### Quoted text

____

No such treaty exists yet for nuclear weapons, but demands for one have increased in recent years, as have more general demands for complete nuclear disarmament.
125 out of 181 governments voting in the 2006 UN General Assembly wanted negotiations to commence immediately.
Vast majorities in public opinion polls want a nuclear weapon free future, and for their country to become part of a nuclear weapon free zone.
In a wider sense, a NWC would be the implementation of the universal societal condemnation of nuclear weapons and all weapons of mass destruction.
It would delegitimize nuclear weapons and support their prohibition.
Its impact will therefore be deeper and more far-reaching than the treaty language itself.
Such a treaty would reflect a broader social and political movement away from reliance on weapons of mass destruction and military solutions to conflicts, and would incorporate the desires and responsibilities of global civil society for a less militarized world.
In April 1997 an international team of scientists, lawyers and disarmament specialists released a Model Nuclear Weapons Convention. This model was submitted by Costa Rica to the United Nations as a discussion draft in November 1997.
The responses and developments that followed led to the collaborative publication of 'Securing our Survival: The Case for a Nuclear Weapons Convention', which includes a revised version of the Model NWC, together with comments and discussion on critical political, legal, and technical questions essential to complete nuclear disarmament.
Reflecting the changed security environment since the events of 11 September 2001, a revision of the Model Nuclear Weapons Convention has been published in 'Securing Our Survival'.
The authors conclude that in a world experiencing diverse security challenges and terrorism, nuclear abolition is both an attractive and logical means of reducing and eliminating the dangers of accidents, sabotage or use of a nuclear device.
General Obligations: The Model Nuclear Weapons Convention prohibits development, testing, production, stockpiling, transfer, use, and threat of use of nuclear weapons.
States possessing nuclear weapons will be required to destroy their arsenals according to a series of phases.
The Convention also prohibits the production of weapons-usable fissile material and requires delivery vehicles to be destroyed or converted to make them non-nuclear capable.
Phases for Elimination: The Convention outlines a series of five phases for the elimination of nuclear weapons:
1) take nuclear weapons off alert,
2) remove weapons from deployment,
3) remove nuclear warheads from their delivery vehicles,
4) disable the warheads, removing and disfiguring the "pits" and
5) place the fissile material under international control.
In the initial phases, the U.S. and Russia are required to make the deepest cuts in their nuclear arsenals.

____

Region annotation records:
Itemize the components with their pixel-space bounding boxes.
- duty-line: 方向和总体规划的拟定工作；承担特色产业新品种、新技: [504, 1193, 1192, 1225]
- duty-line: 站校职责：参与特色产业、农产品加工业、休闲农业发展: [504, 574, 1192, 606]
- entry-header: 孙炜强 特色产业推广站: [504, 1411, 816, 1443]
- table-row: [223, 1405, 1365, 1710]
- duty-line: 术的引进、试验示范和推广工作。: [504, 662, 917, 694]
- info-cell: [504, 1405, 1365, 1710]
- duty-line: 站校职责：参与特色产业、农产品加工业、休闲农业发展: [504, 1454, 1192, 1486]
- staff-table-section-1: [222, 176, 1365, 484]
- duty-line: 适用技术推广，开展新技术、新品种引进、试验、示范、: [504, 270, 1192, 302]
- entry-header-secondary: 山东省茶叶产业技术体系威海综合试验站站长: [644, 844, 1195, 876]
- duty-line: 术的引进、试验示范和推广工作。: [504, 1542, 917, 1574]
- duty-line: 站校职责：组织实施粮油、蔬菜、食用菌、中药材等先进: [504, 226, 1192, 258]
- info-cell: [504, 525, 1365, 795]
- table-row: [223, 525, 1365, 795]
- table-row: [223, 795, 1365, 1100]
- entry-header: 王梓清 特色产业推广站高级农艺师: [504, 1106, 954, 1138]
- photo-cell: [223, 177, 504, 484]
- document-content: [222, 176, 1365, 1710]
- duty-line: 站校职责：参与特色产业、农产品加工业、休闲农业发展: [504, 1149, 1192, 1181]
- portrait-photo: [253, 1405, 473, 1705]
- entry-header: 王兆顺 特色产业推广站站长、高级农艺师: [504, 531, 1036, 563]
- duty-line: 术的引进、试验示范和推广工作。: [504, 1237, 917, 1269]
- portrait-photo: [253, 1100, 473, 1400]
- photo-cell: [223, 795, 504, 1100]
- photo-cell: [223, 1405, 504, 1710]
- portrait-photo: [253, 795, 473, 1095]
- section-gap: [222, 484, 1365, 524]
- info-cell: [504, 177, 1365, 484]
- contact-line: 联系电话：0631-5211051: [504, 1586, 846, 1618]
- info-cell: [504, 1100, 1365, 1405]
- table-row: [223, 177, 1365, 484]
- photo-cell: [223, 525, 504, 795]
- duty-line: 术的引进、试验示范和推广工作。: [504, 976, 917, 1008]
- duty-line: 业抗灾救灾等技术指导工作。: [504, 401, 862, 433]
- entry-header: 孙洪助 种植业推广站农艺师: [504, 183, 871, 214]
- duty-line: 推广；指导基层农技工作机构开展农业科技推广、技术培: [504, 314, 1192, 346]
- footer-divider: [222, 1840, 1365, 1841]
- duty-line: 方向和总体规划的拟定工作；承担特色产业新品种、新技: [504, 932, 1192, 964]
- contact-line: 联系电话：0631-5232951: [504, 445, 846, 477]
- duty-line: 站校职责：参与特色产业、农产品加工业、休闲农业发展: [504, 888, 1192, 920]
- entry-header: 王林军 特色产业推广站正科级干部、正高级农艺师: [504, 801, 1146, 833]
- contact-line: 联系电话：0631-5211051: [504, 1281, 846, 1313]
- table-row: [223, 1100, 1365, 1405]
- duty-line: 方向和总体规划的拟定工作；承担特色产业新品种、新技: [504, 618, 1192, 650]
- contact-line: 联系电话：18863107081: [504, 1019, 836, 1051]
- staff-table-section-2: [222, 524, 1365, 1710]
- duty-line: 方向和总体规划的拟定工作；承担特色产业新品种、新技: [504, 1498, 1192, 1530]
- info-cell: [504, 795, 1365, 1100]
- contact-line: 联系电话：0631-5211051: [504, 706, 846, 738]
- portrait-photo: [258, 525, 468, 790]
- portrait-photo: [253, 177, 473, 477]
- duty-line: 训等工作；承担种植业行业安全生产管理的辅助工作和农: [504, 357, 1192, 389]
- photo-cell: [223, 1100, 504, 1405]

____

### What needs to be done
Answer these questions from the text on a nuclear weapons convention:
(a) How many of the 181 governments voting in the 2006 UN General Assembly wanted negotiations to commence immediately?
(b) Which country submitted the Model Nuclear Weapons Convention to the United Nations as a discussion draft, and in what month and year?
(c) What is the fifth of the Convention's phases for eliminating nuclear weapons?

### Answer to the exercise
(a) 125
(b) Costa Rica, in November 1997
(c) Placing the fissile material under international control